---------- DATA EXTRACT

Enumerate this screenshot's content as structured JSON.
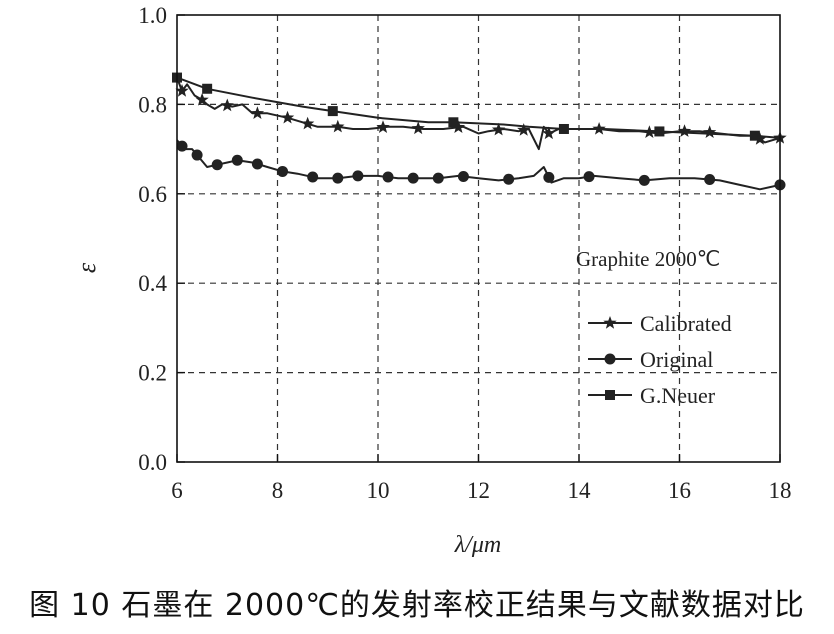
{
  "chart_data": {
    "type": "line",
    "xlabel": "λ/μm",
    "ylabel": "ε",
    "xlim": [
      6,
      18
    ],
    "ylim": [
      0,
      1.0
    ],
    "xticks": [
      "6",
      "8",
      "10",
      "12",
      "14",
      "16",
      "18"
    ],
    "yticks": [
      "0.0",
      "0.2",
      "0.4",
      "0.6",
      "0.8",
      "1.0"
    ],
    "grid": true,
    "annotation": "Graphite 2000℃",
    "legend_position": "right",
    "series": [
      {
        "name": "Calibrated",
        "marker": "star",
        "color": "#222222",
        "x": [
          6.0,
          6.1,
          6.2,
          6.35,
          6.5,
          6.6,
          6.75,
          6.9,
          7.1,
          7.3,
          7.5,
          7.8,
          8.2,
          8.5,
          8.8,
          9.2,
          9.5,
          9.8,
          10.2,
          10.5,
          10.9,
          11.3,
          11.7,
          12.0,
          12.2,
          12.5,
          12.8,
          13.0,
          13.2,
          13.3,
          13.4,
          13.6,
          14.0,
          14.4,
          14.8,
          15.2,
          15.6,
          16.0,
          16.4,
          16.8,
          17.2,
          17.5,
          17.7,
          18.0
        ],
        "y": [
          0.86,
          0.83,
          0.845,
          0.82,
          0.81,
          0.8,
          0.79,
          0.8,
          0.795,
          0.8,
          0.78,
          0.78,
          0.77,
          0.76,
          0.75,
          0.75,
          0.745,
          0.745,
          0.75,
          0.75,
          0.745,
          0.745,
          0.75,
          0.735,
          0.74,
          0.745,
          0.74,
          0.745,
          0.7,
          0.75,
          0.735,
          0.745,
          0.745,
          0.745,
          0.74,
          0.74,
          0.735,
          0.74,
          0.74,
          0.735,
          0.73,
          0.73,
          0.715,
          0.725
        ],
        "marker_x": [
          6.1,
          6.5,
          7.0,
          7.6,
          8.2,
          8.6,
          9.2,
          10.1,
          10.8,
          11.6,
          12.4,
          12.9,
          13.4,
          14.4,
          15.4,
          16.1,
          16.6,
          17.6,
          18.0
        ]
      },
      {
        "name": "Original",
        "marker": "circle",
        "color": "#222222",
        "x": [
          6.0,
          6.15,
          6.3,
          6.45,
          6.6,
          6.8,
          7.0,
          7.2,
          7.5,
          7.8,
          8.1,
          8.4,
          8.8,
          9.2,
          9.6,
          10.0,
          10.4,
          10.8,
          11.2,
          11.6,
          12.0,
          12.4,
          12.8,
          13.1,
          13.3,
          13.45,
          13.7,
          14.0,
          14.3,
          14.8,
          15.3,
          15.8,
          16.3,
          16.8,
          17.2,
          17.6,
          18.0
        ],
        "y": [
          0.72,
          0.7,
          0.7,
          0.68,
          0.66,
          0.665,
          0.67,
          0.675,
          0.67,
          0.66,
          0.65,
          0.645,
          0.635,
          0.635,
          0.64,
          0.64,
          0.635,
          0.635,
          0.635,
          0.64,
          0.635,
          0.63,
          0.635,
          0.64,
          0.66,
          0.625,
          0.635,
          0.635,
          0.64,
          0.635,
          0.63,
          0.635,
          0.635,
          0.63,
          0.62,
          0.61,
          0.62
        ],
        "marker_x": [
          6.1,
          6.4,
          6.8,
          7.2,
          7.6,
          8.1,
          8.7,
          9.2,
          9.6,
          10.2,
          10.7,
          11.2,
          11.7,
          12.6,
          13.4,
          14.2,
          15.3,
          16.6,
          18.0
        ]
      },
      {
        "name": "G.Neuer",
        "marker": "square",
        "color": "#222222",
        "x": [
          6.0,
          6.6,
          7.5,
          8.5,
          9.1,
          10.0,
          11.0,
          11.5,
          12.5,
          13.0,
          13.7,
          14.5,
          15.5,
          16.5,
          17.5,
          18.0
        ],
        "y": [
          0.86,
          0.835,
          0.815,
          0.795,
          0.785,
          0.77,
          0.76,
          0.76,
          0.755,
          0.75,
          0.745,
          0.745,
          0.74,
          0.735,
          0.73,
          0.725
        ],
        "marker_x": [
          6.0,
          6.6,
          9.1,
          11.5,
          13.7,
          15.6,
          17.5
        ]
      }
    ]
  },
  "caption": "图 10 石墨在 2000℃的发射率校正结果与文献数据对比"
}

--------------------

#### [TASK GOAL]
Print every entry exactly as written, without the pictures.

#### [ANSWER TO THE EXERCISE]
Enumerate this screenshot's content as structured JSON.
{
  "chart_data": {
    "type": "line",
    "xlabel": "λ/μm",
    "ylabel": "ε",
    "xlim": [
      6,
      18
    ],
    "ylim": [
      0,
      1.0
    ],
    "xticks": [
      "6",
      "8",
      "10",
      "12",
      "14",
      "16",
      "18"
    ],
    "yticks": [
      "0.0",
      "0.2",
      "0.4",
      "0.6",
      "0.8",
      "1.0"
    ],
    "grid": true,
    "annotation": "Graphite 2000℃",
    "legend_position": "right",
    "series": [
      {
        "name": "Calibrated",
        "marker": "star",
        "color": "#222222",
        "x": [
          6.0,
          6.1,
          6.2,
          6.35,
          6.5,
          6.6,
          6.75,
          6.9,
          7.1,
          7.3,
          7.5,
          7.8,
          8.2,
          8.5,
          8.8,
          9.2,
          9.5,
          9.8,
          10.2,
          10.5,
          10.9,
          11.3,
          11.7,
          12.0,
          12.2,
          12.5,
          12.8,
          13.0,
          13.2,
          13.3,
          13.4,
          13.6,
          14.0,
          14.4,
          14.8,
          15.2,
          15.6,
          16.0,
          16.4,
          16.8,
          17.2,
          17.5,
          17.7,
          18.0
        ],
        "y": [
          0.86,
          0.83,
          0.845,
          0.82,
          0.81,
          0.8,
          0.79,
          0.8,
          0.795,
          0.8,
          0.78,
          0.78,
          0.77,
          0.76,
          0.75,
          0.75,
          0.745,
          0.745,
          0.75,
          0.75,
          0.745,
          0.745,
          0.75,
          0.735,
          0.74,
          0.745,
          0.74,
          0.745,
          0.7,
          0.75,
          0.735,
          0.745,
          0.745,
          0.745,
          0.74,
          0.74,
          0.735,
          0.74,
          0.74,
          0.735,
          0.73,
          0.73,
          0.715,
          0.725
        ],
        "marker_x": [
          6.1,
          6.5,
          7.0,
          7.6,
          8.2,
          8.6,
          9.2,
          10.1,
          10.8,
          11.6,
          12.4,
          12.9,
          13.4,
          14.4,
          15.4,
          16.1,
          16.6,
          17.6,
          18.0
        ]
      },
      {
        "name": "Original",
        "marker": "circle",
        "color": "#222222",
        "x": [
          6.0,
          6.15,
          6.3,
          6.45,
          6.6,
          6.8,
          7.0,
          7.2,
          7.5,
          7.8,
          8.1,
          8.4,
          8.8,
          9.2,
          9.6,
          10.0,
          10.4,
          10.8,
          11.2,
          11.6,
          12.0,
          12.4,
          12.8,
          13.1,
          13.3,
          13.45,
          13.7,
          14.0,
          14.3,
          14.8,
          15.3,
          15.8,
          16.3,
          16.8,
          17.2,
          17.6,
          18.0
        ],
        "y": [
          0.72,
          0.7,
          0.7,
          0.68,
          0.66,
          0.665,
          0.67,
          0.675,
          0.67,
          0.66,
          0.65,
          0.645,
          0.635,
          0.635,
          0.64,
          0.64,
          0.635,
          0.635,
          0.635,
          0.64,
          0.635,
          0.63,
          0.635,
          0.64,
          0.66,
          0.625,
          0.635,
          0.635,
          0.64,
          0.635,
          0.63,
          0.635,
          0.635,
          0.63,
          0.62,
          0.61,
          0.62
        ],
        "marker_x": [
          6.1,
          6.4,
          6.8,
          7.2,
          7.6,
          8.1,
          8.7,
          9.2,
          9.6,
          10.2,
          10.7,
          11.2,
          11.7,
          12.6,
          13.4,
          14.2,
          15.3,
          16.6,
          18.0
        ]
      },
      {
        "name": "G.Neuer",
        "marker": "square",
        "color": "#222222",
        "x": [
          6.0,
          6.6,
          7.5,
          8.5,
          9.1,
          10.0,
          11.0,
          11.5,
          12.5,
          13.0,
          13.7,
          14.5,
          15.5,
          16.5,
          17.5,
          18.0
        ],
        "y": [
          0.86,
          0.835,
          0.815,
          0.795,
          0.785,
          0.77,
          0.76,
          0.76,
          0.755,
          0.75,
          0.745,
          0.745,
          0.74,
          0.735,
          0.73,
          0.725
        ],
        "marker_x": [
          6.0,
          6.6,
          9.1,
          11.5,
          13.7,
          15.6,
          17.5
        ]
      }
    ]
  },
  "caption": "图 10 石墨在 2000℃的发射率校正结果与文献数据对比"
}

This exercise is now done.